> Task instructions
Where a line holds "labels", copy it.

-- START OF Supplied material --

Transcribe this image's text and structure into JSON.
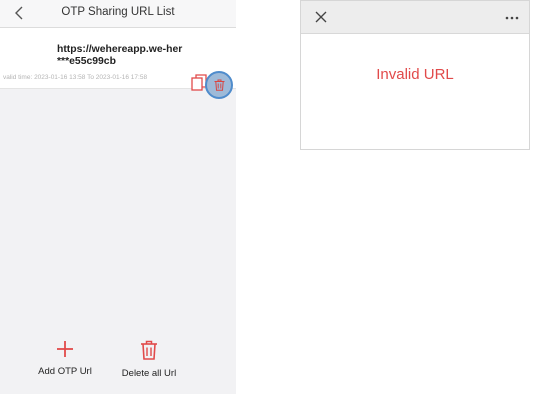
{
  "app": {
    "title": "OTP Sharing URL List"
  },
  "url_list": [
    {
      "url_line1": "https://wehereapp.we-her",
      "url_line2": "***e55c99cb",
      "valid_time": "valid time: 2023-01-16 13:58 To 2023-01-16 17:58"
    }
  ],
  "actions": {
    "add_label": "Add OTP Url",
    "delete_all_label": "Delete all Url"
  },
  "browser": {
    "message": "Invalid URL"
  },
  "colors": {
    "accent_red": "#e14a4a",
    "highlight_blue": "#4f8ccc",
    "highlight_fill": "#9ebad8"
  },
  "icons": [
    "back-icon",
    "copy-icon",
    "trash-icon",
    "plus-icon",
    "close-icon",
    "more-icon"
  ]
}
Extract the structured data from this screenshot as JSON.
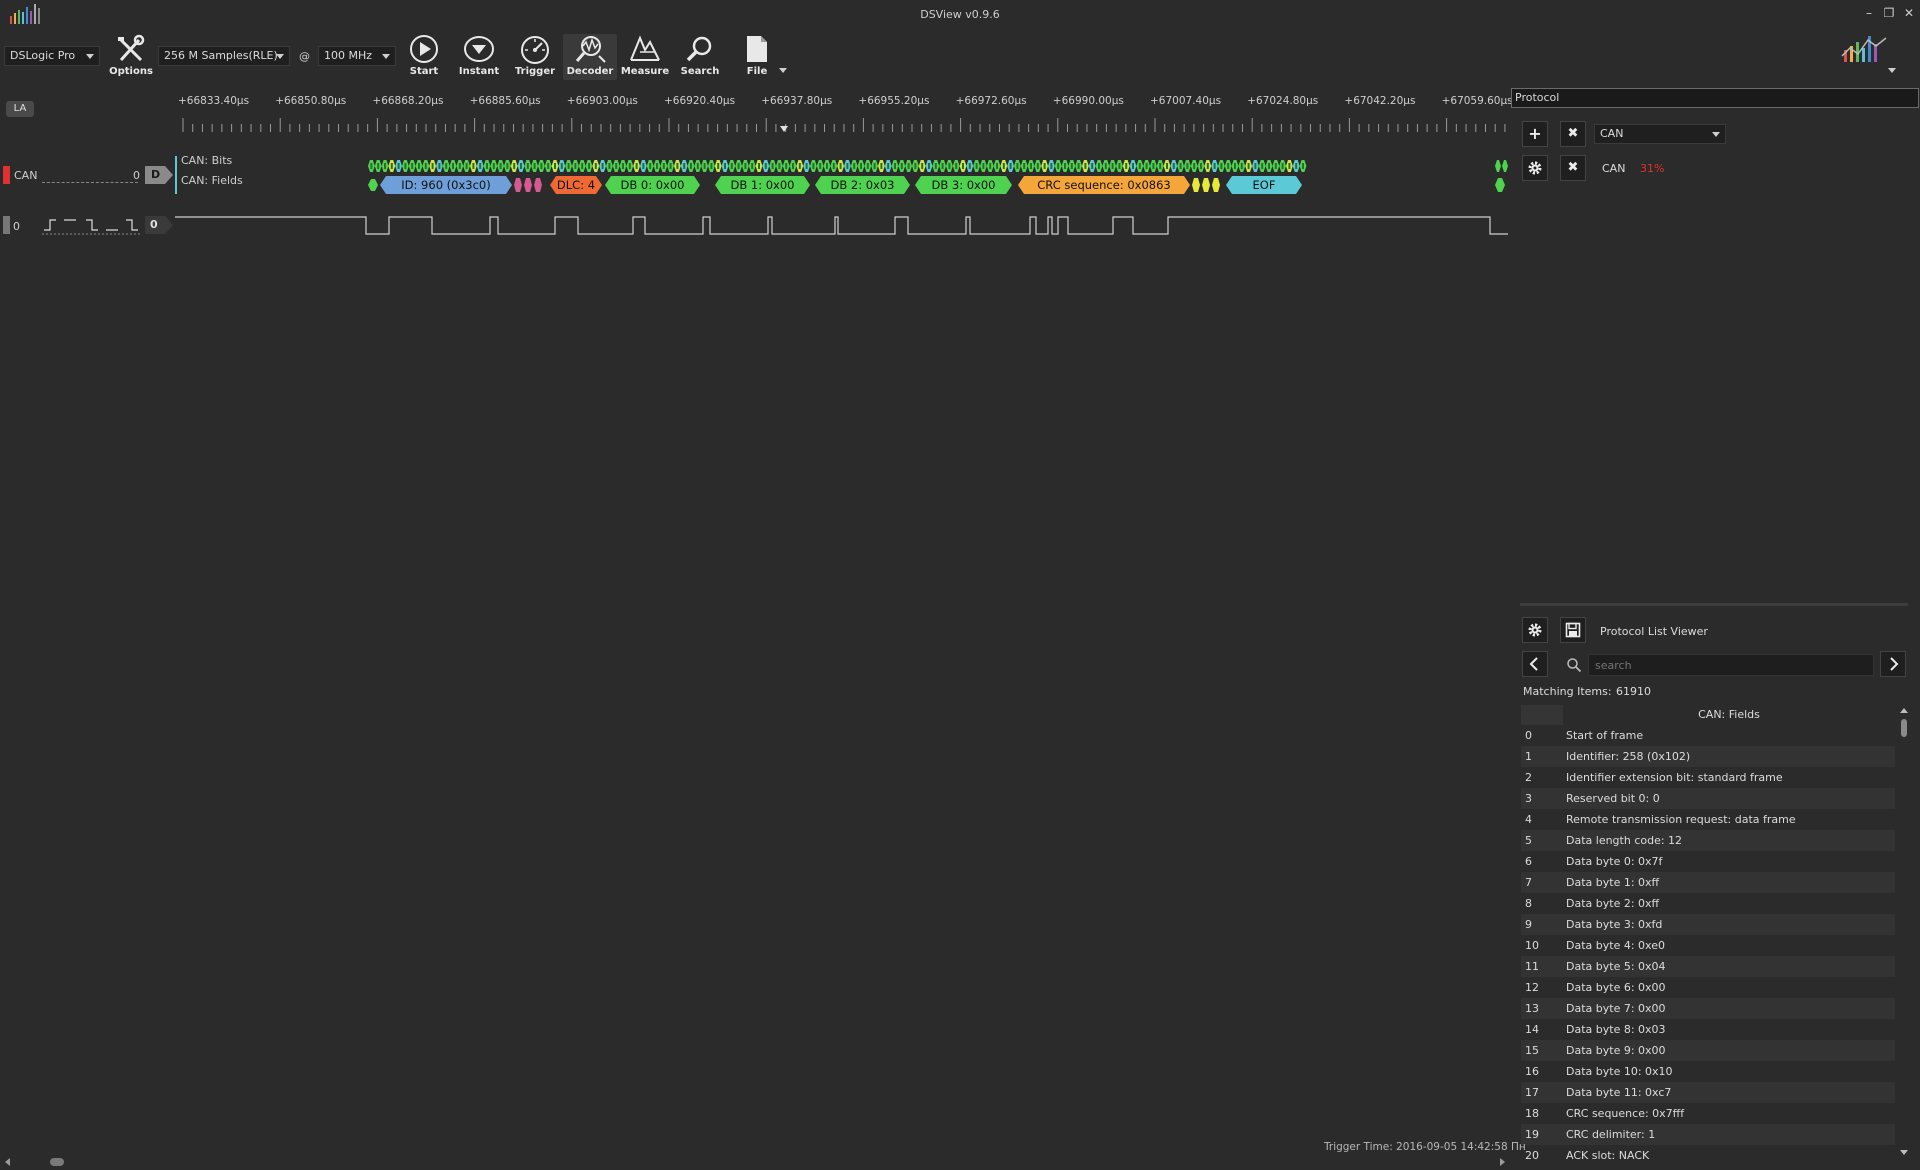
{
  "window": {
    "title": "DSView v0.9.6",
    "minimize_glyph": "–",
    "restore_glyph": "❐",
    "close_glyph": "✕"
  },
  "toolbar": {
    "device": "DSLogic Pro",
    "samples": "256 M Samples(RLE)",
    "at": "@",
    "rate": "100 MHz",
    "buttons": {
      "options": "Options",
      "start": "Start",
      "instant": "Instant",
      "trigger": "Trigger",
      "decoder": "Decoder",
      "measure": "Measure",
      "search": "Search",
      "file": "File"
    }
  },
  "ruler": {
    "labels": [
      "+66833.40µs",
      "+66850.80µs",
      "+66868.20µs",
      "+66885.60µs",
      "+66903.00µs",
      "+66920.40µs",
      "+66937.80µs",
      "+66955.20µs",
      "+66972.60µs",
      "+66990.00µs",
      "+67007.40µs",
      "+67024.80µs",
      "+67042.20µs",
      "+67059.60µs"
    ]
  },
  "signals": {
    "la_badge": "LA",
    "decoder_channel": "CAN",
    "decoder_value": "0",
    "decoder_tag": "D",
    "row_bits": "CAN: Bits",
    "row_fields": "CAN: Fields",
    "logic_channel": "0",
    "logic_value": "0",
    "fields": [
      {
        "text": "ID: 960 (0x3c0)",
        "color": "#6f9fd8"
      },
      {
        "text": "DLC: 4",
        "color": "#ee6a32"
      },
      {
        "text": "DB 0: 0x00",
        "color": "#4fd24f"
      },
      {
        "text": "DB 1: 0x00",
        "color": "#4fd24f"
      },
      {
        "text": "DB 2: 0x03",
        "color": "#4fd24f"
      },
      {
        "text": "DB 3: 0x00",
        "color": "#4fd24f"
      },
      {
        "text": "CRC sequence: 0x0863",
        "color": "#f5a63a"
      },
      {
        "text": "EOF",
        "color": "#5cc9d6"
      }
    ]
  },
  "protocol_panel": {
    "input_value": "Protocol",
    "add_glyph": "+",
    "remove_glyph": "✖",
    "select_value": "CAN",
    "decoder_name": "CAN",
    "decoder_progress": "31%",
    "progress_color": "#e03030"
  },
  "list_viewer": {
    "title": "Protocol List Viewer",
    "search_placeholder": "search",
    "matching_label": "Matching Items:",
    "matching_count": "61910",
    "column_header": "CAN: Fields",
    "rows": [
      {
        "index": "0",
        "text": "Start of frame"
      },
      {
        "index": "1",
        "text": "Identifier: 258 (0x102)"
      },
      {
        "index": "2",
        "text": "Identifier extension bit: standard frame"
      },
      {
        "index": "3",
        "text": "Reserved bit 0: 0"
      },
      {
        "index": "4",
        "text": "Remote transmission request: data frame"
      },
      {
        "index": "5",
        "text": "Data length code: 12"
      },
      {
        "index": "6",
        "text": "Data byte 0: 0x7f"
      },
      {
        "index": "7",
        "text": "Data byte 1: 0xff"
      },
      {
        "index": "8",
        "text": "Data byte 2: 0xff"
      },
      {
        "index": "9",
        "text": "Data byte 3: 0xfd"
      },
      {
        "index": "10",
        "text": "Data byte 4: 0xe0"
      },
      {
        "index": "11",
        "text": "Data byte 5: 0x04"
      },
      {
        "index": "12",
        "text": "Data byte 6: 0x00"
      },
      {
        "index": "13",
        "text": "Data byte 7: 0x00"
      },
      {
        "index": "14",
        "text": "Data byte 8: 0x03"
      },
      {
        "index": "15",
        "text": "Data byte 9: 0x00"
      },
      {
        "index": "16",
        "text": "Data byte 10: 0x10"
      },
      {
        "index": "17",
        "text": "Data byte 11: 0xc7"
      },
      {
        "index": "18",
        "text": "CRC sequence: 0x7fff"
      },
      {
        "index": "19",
        "text": "CRC delimiter: 1"
      },
      {
        "index": "20",
        "text": "ACK slot: NACK"
      }
    ]
  },
  "status": {
    "trigger_time": "Trigger Time: 2016-09-05 14:42:58 Пн"
  }
}
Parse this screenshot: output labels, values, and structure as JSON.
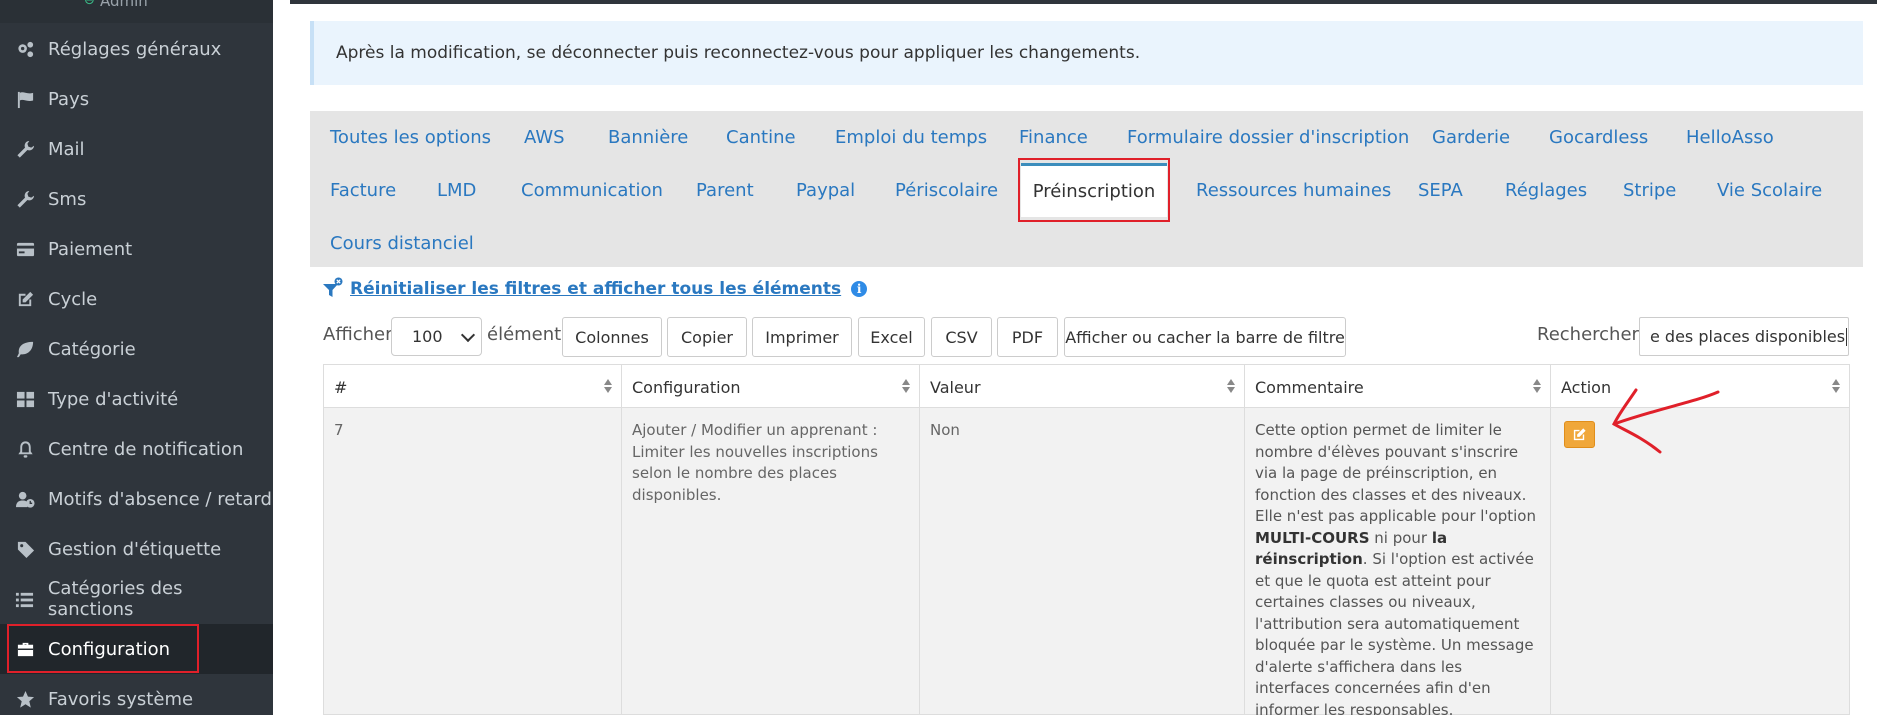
{
  "sidebar": {
    "user": {
      "status_icon": "user-status-icon",
      "name": "Admin"
    },
    "items": [
      {
        "label": "Réglages généraux",
        "icon": "cogs-icon"
      },
      {
        "label": "Pays",
        "icon": "flag-icon"
      },
      {
        "label": "Mail",
        "icon": "wrench-icon"
      },
      {
        "label": "Sms",
        "icon": "wrench-icon"
      },
      {
        "label": "Paiement",
        "icon": "credit-card-icon"
      },
      {
        "label": "Cycle",
        "icon": "edit-icon"
      },
      {
        "label": "Catégorie",
        "icon": "leaf-icon"
      },
      {
        "label": "Type d'activité",
        "icon": "grid-icon"
      },
      {
        "label": "Centre de notification",
        "icon": "bell-icon"
      },
      {
        "label": "Motifs d'absence / retard",
        "icon": "user-clock-icon"
      },
      {
        "label": "Gestion d'étiquette",
        "icon": "tag-icon"
      },
      {
        "label": "Catégories des sanctions",
        "icon": "list-icon"
      },
      {
        "label": "Configuration",
        "icon": "briefcase-icon",
        "active": true
      },
      {
        "label": "Favoris système",
        "icon": "star-icon"
      }
    ]
  },
  "alert": {
    "text": "Après la modification, se déconnecter puis reconnectez-vous pour appliquer les changements."
  },
  "tabs": {
    "row1": [
      "Toutes les options",
      "AWS",
      "Bannière",
      "Cantine",
      "Emploi du temps",
      "Finance",
      "Formulaire dossier d'inscription",
      "Garderie",
      "Gocardless",
      "HelloAsso"
    ],
    "row2": [
      "Facture",
      "LMD",
      "Communication",
      "Parent",
      "Paypal",
      "Périscolaire",
      "Préinscription",
      "Ressources humaines",
      "SEPA",
      "Réglages",
      "Stripe",
      "Vie Scolaire"
    ],
    "row3": [
      "Cours distanciel"
    ],
    "active": "Préinscription"
  },
  "filters": {
    "reset_label": "Réinitialiser les filtres et afficher tous les éléments",
    "info": "i"
  },
  "toolbar": {
    "show_label": "Afficher",
    "length_value": "100",
    "entries_label": "éléments",
    "buttons": [
      "Colonnes",
      "Copier",
      "Imprimer",
      "Excel",
      "CSV",
      "PDF",
      "Afficher ou cacher la barre de filtre"
    ],
    "search_label": "Rechercher :",
    "search_value": "e des places disponibles"
  },
  "table": {
    "headers": [
      "#",
      "Configuration",
      "Valeur",
      "Commentaire",
      "Action"
    ],
    "row": {
      "id": "7",
      "configuration": "Ajouter / Modifier un apprenant : Limiter les nouvelles inscriptions selon le nombre des places disponibles.",
      "valeur": "Non",
      "commentaire": {
        "p1": "Cette option permet de limiter le nombre d'élèves pouvant s'inscrire via la page de préinscription, en fonction des classes et des niveaux. Elle n'est pas applicable pour l'option ",
        "b1": "MULTI-COURS",
        "p2": " ni pour ",
        "b2": "la réinscription",
        "p3": ". Si l'option est activée et que le quota est atteint pour certaines classes ou niveaux, l'attribution sera automatiquement bloquée par le système. Un message d'alerte s'affichera dans les interfaces concernées afin d'en informer les responsables."
      }
    }
  },
  "colors": {
    "sidebar_bg": "#2f353c",
    "link": "#2a78c0",
    "highlight": "#e0202a",
    "edit_button": "#f0a73a",
    "tabs_bg": "#e5e5e5"
  }
}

-- END OF Supplied material --

> Response
    "labels": [
Parse this screenshot: output labels, values, and structure as JSON.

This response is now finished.